Stated exercise ->
Without the images, write out all of the following entries exactly.

— start Provided entries —

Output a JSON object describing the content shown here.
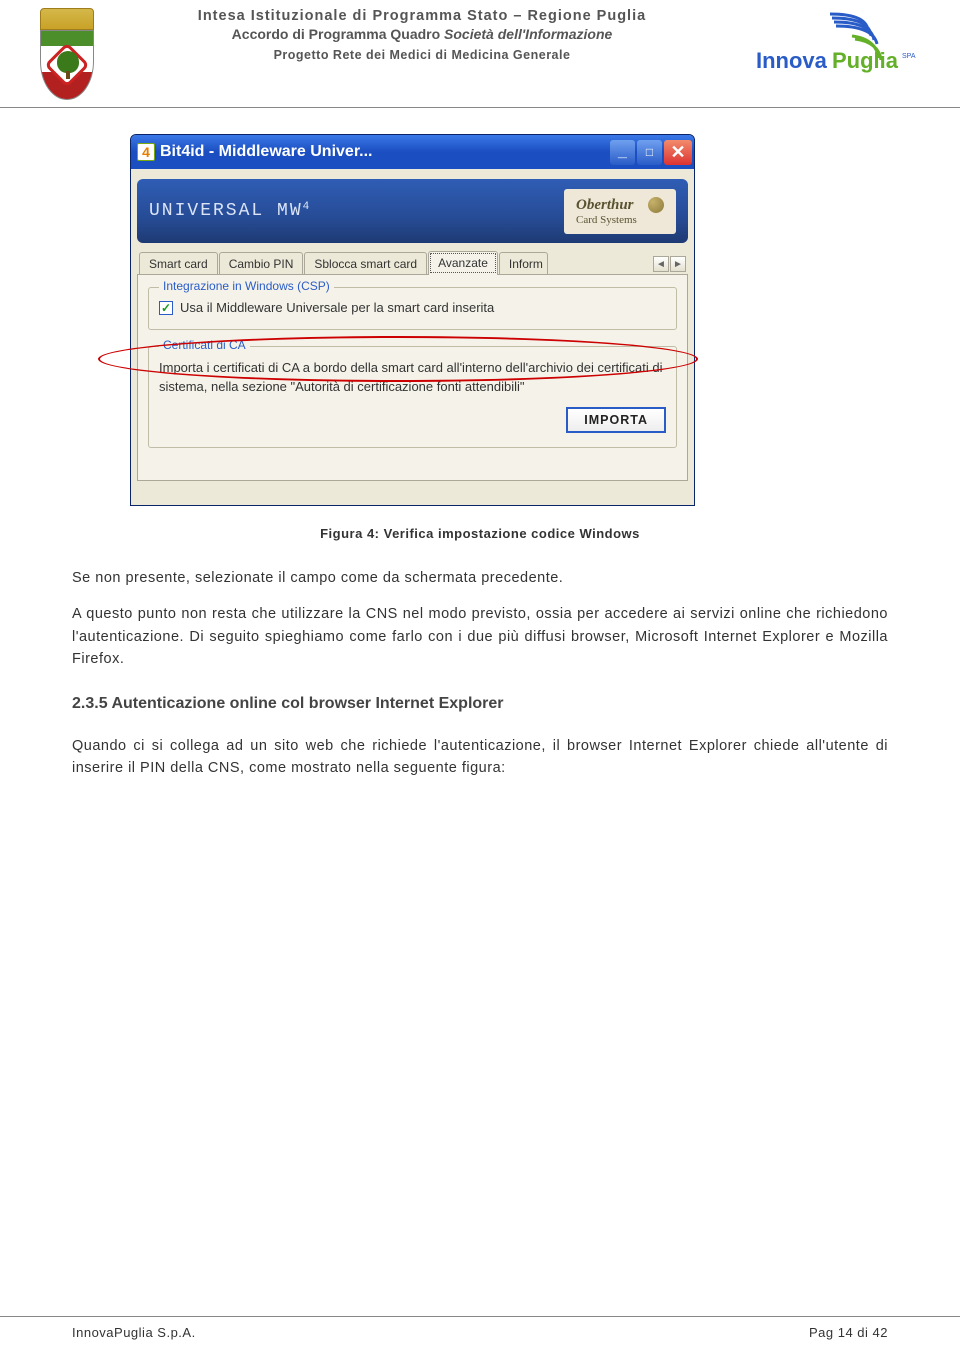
{
  "header": {
    "line1": "Intesa Istituzionale di Programma Stato – Regione Puglia",
    "line2a": "Accordo di Programma Quadro ",
    "line2b": "Società dell'Informazione",
    "line3": "Progetto Rete dei Medici di Medicina Generale",
    "logo_text_a": "Innova",
    "logo_text_b": "Puglia",
    "logo_small": "SPA"
  },
  "screenshot": {
    "title": "Bit4id - Middleware Univer...",
    "brand_left": "UNIVERSAL MW",
    "brand_sup": "4",
    "brand_right_name": "Oberthur",
    "brand_right_sub": "Card Systems",
    "tabs": [
      "Smart card",
      "Cambio PIN",
      "Sblocca smart card",
      "Avanzate",
      "Inform"
    ],
    "active_tab_index": 3,
    "group_csp": {
      "legend": "Integrazione in Windows (CSP)",
      "checkbox_checked": true,
      "checkbox_label": "Usa il Middleware Universale per la smart card inserita"
    },
    "group_ca": {
      "legend": "Certificati di CA",
      "text": "Importa i certificati di CA a bordo della smart card all'interno dell'archivio dei certificati di sistema, nella sezione \"Autorità di certificazione fonti attendibili\"",
      "button": "IMPORTA"
    }
  },
  "caption": "Figura 4: Verifica impostazione codice Windows",
  "para1": "Se non presente, selezionate il campo come da schermata precedente.",
  "para2": "A questo punto non resta che utilizzare la CNS nel modo previsto, ossia per accedere ai servizi online che richiedono l'autenticazione. Di seguito spieghiamo come farlo con i due più diffusi browser, Microsoft Internet Explorer e Mozilla Firefox.",
  "section_title": "2.3.5 Autenticazione online col browser Internet Explorer",
  "para3": "Quando ci si collega ad un sito web che richiede l'autenticazione, il browser Internet Explorer chiede all'utente di inserire il PIN della CNS, come mostrato nella seguente figura:",
  "footer_left": "InnovaPuglia S.p.A.",
  "footer_right": "Pag 14 di 42"
}
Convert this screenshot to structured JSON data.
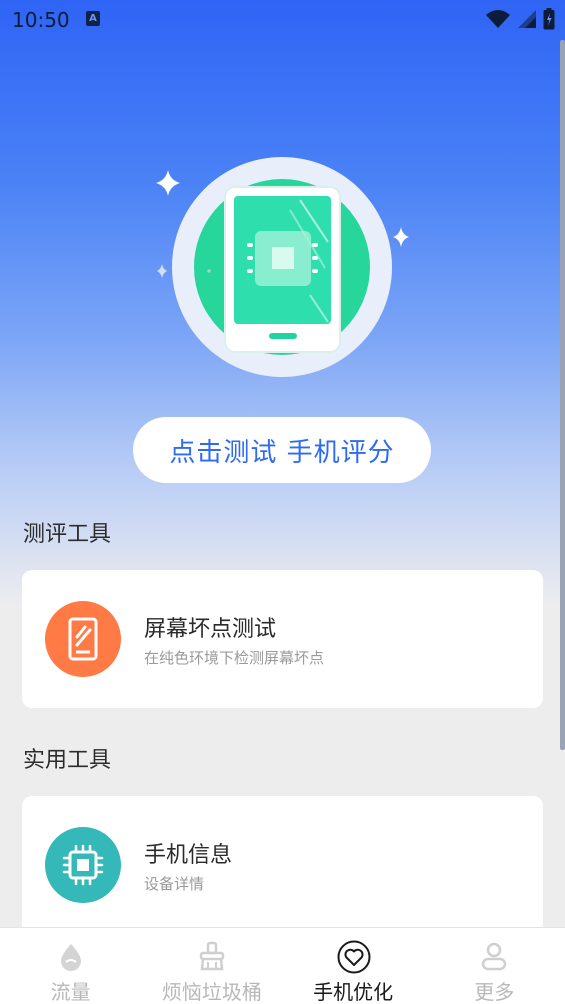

— end Provided entries —

Response ->
Output a JSON object describing the content shown here.
{
  "header": {
    "line1": "Intesa Istituzionale di Programma Stato – Regione Puglia",
    "line2a": "Accordo di Programma Quadro ",
    "line2b": "Società dell'Informazione",
    "line3": "Progetto Rete dei Medici di Medicina Generale",
    "logo_text_a": "Innova",
    "logo_text_b": "Puglia",
    "logo_small": "SPA"
  },
  "screenshot": {
    "title": "Bit4id - Middleware Univer...",
    "brand_left": "UNIVERSAL MW",
    "brand_sup": "4",
    "brand_right_name": "Oberthur",
    "brand_right_sub": "Card Systems",
    "tabs": [
      "Smart card",
      "Cambio PIN",
      "Sblocca smart card",
      "Avanzate",
      "Inform"
    ],
    "active_tab_index": 3,
    "group_csp": {
      "legend": "Integrazione in Windows (CSP)",
      "checkbox_checked": true,
      "checkbox_label": "Usa il Middleware Universale per la smart card inserita"
    },
    "group_ca": {
      "legend": "Certificati di CA",
      "text": "Importa i certificati di CA a bordo della smart card all'interno dell'archivio dei certificati di sistema, nella sezione \"Autorità di certificazione fonti attendibili\"",
      "button": "IMPORTA"
    }
  },
  "caption": "Figura 4: Verifica impostazione codice Windows",
  "para1": "Se non presente, selezionate il campo come da schermata precedente.",
  "para2": "A questo punto non resta che utilizzare la CNS nel modo previsto, ossia per accedere ai servizi online che richiedono l'autenticazione. Di seguito spieghiamo come farlo con i due più diffusi browser, Microsoft Internet Explorer e Mozilla Firefox.",
  "section_title": "2.3.5 Autenticazione online col browser Internet Explorer",
  "para3": "Quando ci si collega ad un sito web che richiede l'autenticazione, il browser Internet Explorer chiede all'utente di inserire il PIN della CNS, come mostrato nella seguente figura:",
  "footer_left": "InnovaPuglia S.p.A.",
  "footer_right": "Pag 14 di 42"
}
Convert this screenshot to structured JSON data.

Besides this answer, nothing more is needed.